Collected data
——————————

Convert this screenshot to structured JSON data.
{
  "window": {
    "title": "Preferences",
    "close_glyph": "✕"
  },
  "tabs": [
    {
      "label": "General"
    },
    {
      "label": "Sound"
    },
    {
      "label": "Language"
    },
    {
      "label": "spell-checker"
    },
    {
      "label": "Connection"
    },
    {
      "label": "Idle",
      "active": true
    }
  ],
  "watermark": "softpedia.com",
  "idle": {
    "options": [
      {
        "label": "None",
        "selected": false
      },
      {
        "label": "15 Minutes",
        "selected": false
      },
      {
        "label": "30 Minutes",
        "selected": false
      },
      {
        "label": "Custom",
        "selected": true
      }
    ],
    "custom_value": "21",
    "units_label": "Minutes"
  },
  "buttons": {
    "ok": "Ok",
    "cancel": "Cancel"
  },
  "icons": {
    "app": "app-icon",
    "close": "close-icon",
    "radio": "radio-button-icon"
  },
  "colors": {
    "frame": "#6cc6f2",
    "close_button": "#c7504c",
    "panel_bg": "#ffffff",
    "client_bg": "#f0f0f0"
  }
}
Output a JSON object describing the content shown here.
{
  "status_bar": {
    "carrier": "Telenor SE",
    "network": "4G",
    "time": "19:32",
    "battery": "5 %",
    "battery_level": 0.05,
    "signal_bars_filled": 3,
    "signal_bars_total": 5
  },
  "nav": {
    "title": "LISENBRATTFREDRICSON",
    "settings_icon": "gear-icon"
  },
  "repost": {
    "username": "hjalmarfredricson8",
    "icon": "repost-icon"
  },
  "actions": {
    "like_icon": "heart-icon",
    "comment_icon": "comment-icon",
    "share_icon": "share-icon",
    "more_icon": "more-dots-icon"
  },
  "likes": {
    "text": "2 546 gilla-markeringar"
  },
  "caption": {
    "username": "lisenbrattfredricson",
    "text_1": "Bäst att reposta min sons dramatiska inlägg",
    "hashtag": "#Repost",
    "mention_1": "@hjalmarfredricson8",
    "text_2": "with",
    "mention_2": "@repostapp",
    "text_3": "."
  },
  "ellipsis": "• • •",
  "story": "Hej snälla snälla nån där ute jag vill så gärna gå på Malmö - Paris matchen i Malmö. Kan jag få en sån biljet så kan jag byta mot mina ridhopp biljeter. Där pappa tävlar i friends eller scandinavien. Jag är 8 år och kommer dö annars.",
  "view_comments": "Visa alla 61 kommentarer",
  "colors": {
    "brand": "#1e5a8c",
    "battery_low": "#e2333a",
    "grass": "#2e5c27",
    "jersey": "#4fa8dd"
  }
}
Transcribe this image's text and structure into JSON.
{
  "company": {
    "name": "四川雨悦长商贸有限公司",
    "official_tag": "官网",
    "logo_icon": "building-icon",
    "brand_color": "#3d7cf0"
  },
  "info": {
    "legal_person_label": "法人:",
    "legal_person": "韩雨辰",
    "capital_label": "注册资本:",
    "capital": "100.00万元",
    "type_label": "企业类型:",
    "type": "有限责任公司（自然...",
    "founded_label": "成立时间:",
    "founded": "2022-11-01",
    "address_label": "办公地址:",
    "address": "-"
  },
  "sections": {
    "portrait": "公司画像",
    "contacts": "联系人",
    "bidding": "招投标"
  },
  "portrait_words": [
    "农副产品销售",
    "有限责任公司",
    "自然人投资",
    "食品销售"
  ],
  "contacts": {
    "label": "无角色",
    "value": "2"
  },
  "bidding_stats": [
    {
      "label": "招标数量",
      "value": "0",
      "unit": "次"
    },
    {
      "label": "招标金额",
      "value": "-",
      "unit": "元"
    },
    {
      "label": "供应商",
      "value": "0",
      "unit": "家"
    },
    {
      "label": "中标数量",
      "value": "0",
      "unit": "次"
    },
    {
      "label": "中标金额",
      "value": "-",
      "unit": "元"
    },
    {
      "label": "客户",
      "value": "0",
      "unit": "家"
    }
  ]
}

——————————

Exercise prompt >> Set out the complete listing exactly as shown.

Result for this exercise >>
Convert this screenshot to structured JSON data.
{
  "window": {
    "title": "Preferences",
    "close_glyph": "✕"
  },
  "tabs": [
    {
      "label": "General"
    },
    {
      "label": "Sound"
    },
    {
      "label": "Language"
    },
    {
      "label": "spell-checker"
    },
    {
      "label": "Connection"
    },
    {
      "label": "Idle",
      "active": true
    }
  ],
  "watermark": "softpedia.com",
  "idle": {
    "options": [
      {
        "label": "None",
        "selected": false
      },
      {
        "label": "15 Minutes",
        "selected": false
      },
      {
        "label": "30 Minutes",
        "selected": false
      },
      {
        "label": "Custom",
        "selected": true
      }
    ],
    "custom_value": "21",
    "units_label": "Minutes"
  },
  "buttons": {
    "ok": "Ok",
    "cancel": "Cancel"
  },
  "icons": {
    "app": "app-icon",
    "close": "close-icon",
    "radio": "radio-button-icon"
  },
  "colors": {
    "frame": "#6cc6f2",
    "close_button": "#c7504c",
    "panel_bg": "#ffffff",
    "client_bg": "#f0f0f0"
  }
}
Output a JSON object describing the content shown here.
{
  "status_bar": {
    "carrier": "Telenor SE",
    "network": "4G",
    "time": "19:32",
    "battery": "5 %",
    "battery_level": 0.05,
    "signal_bars_filled": 3,
    "signal_bars_total": 5
  },
  "nav": {
    "title": "LISENBRATTFREDRICSON",
    "settings_icon": "gear-icon"
  },
  "repost": {
    "username": "hjalmarfredricson8",
    "icon": "repost-icon"
  },
  "actions": {
    "like_icon": "heart-icon",
    "comment_icon": "comment-icon",
    "share_icon": "share-icon",
    "more_icon": "more-dots-icon"
  },
  "likes": {
    "text": "2 546 gilla-markeringar"
  },
  "caption": {
    "username": "lisenbrattfredricson",
    "text_1": "Bäst att reposta min sons dramatiska inlägg",
    "hashtag": "#Repost",
    "mention_1": "@hjalmarfredricson8",
    "text_2": "with",
    "mention_2": "@repostapp",
    "text_3": "."
  },
  "ellipsis": "• • •",
  "story": "Hej snälla snälla nån där ute jag vill så gärna gå på Malmö - Paris matchen i Malmö. Kan jag få en sån biljet så kan jag byta mot mina ridhopp biljeter. Där pappa tävlar i friends eller scandinavien. Jag är 8 år och kommer dö annars.",
  "view_comments": "Visa alla 61 kommentarer",
  "colors": {
    "brand": "#1e5a8c",
    "battery_low": "#e2333a",
    "grass": "#2e5c27",
    "jersey": "#4fa8dd"
  }
}
Transcribe this image's text and structure into JSON.
{
  "company": {
    "name": "四川雨悦长商贸有限公司",
    "official_tag": "官网",
    "logo_icon": "building-icon",
    "brand_color": "#3d7cf0"
  },
  "info": {
    "legal_person_label": "法人:",
    "legal_person": "韩雨辰",
    "capital_label": "注册资本:",
    "capital": "100.00万元",
    "type_label": "企业类型:",
    "type": "有限责任公司（自然...",
    "founded_label": "成立时间:",
    "founded": "2022-11-01",
    "address_label": "办公地址:",
    "address": "-"
  },
  "sections": {
    "portrait": "公司画像",
    "contacts": "联系人",
    "bidding": "招投标"
  },
  "portrait_words": [
    "农副产品销售",
    "有限责任公司",
    "自然人投资",
    "食品销售"
  ],
  "contacts": {
    "label": "无角色",
    "value": "2"
  },
  "bidding_stats": [
    {
      "label": "招标数量",
      "value": "0",
      "unit": "次"
    },
    {
      "label": "招标金额",
      "value": "-",
      "unit": "元"
    },
    {
      "label": "供应商",
      "value": "0",
      "unit": "家"
    },
    {
      "label": "中标数量",
      "value": "0",
      "unit": "次"
    },
    {
      "label": "中标金额",
      "value": "-",
      "unit": "元"
    },
    {
      "label": "客户",
      "value": "0",
      "unit": "家"
    }
  ]
}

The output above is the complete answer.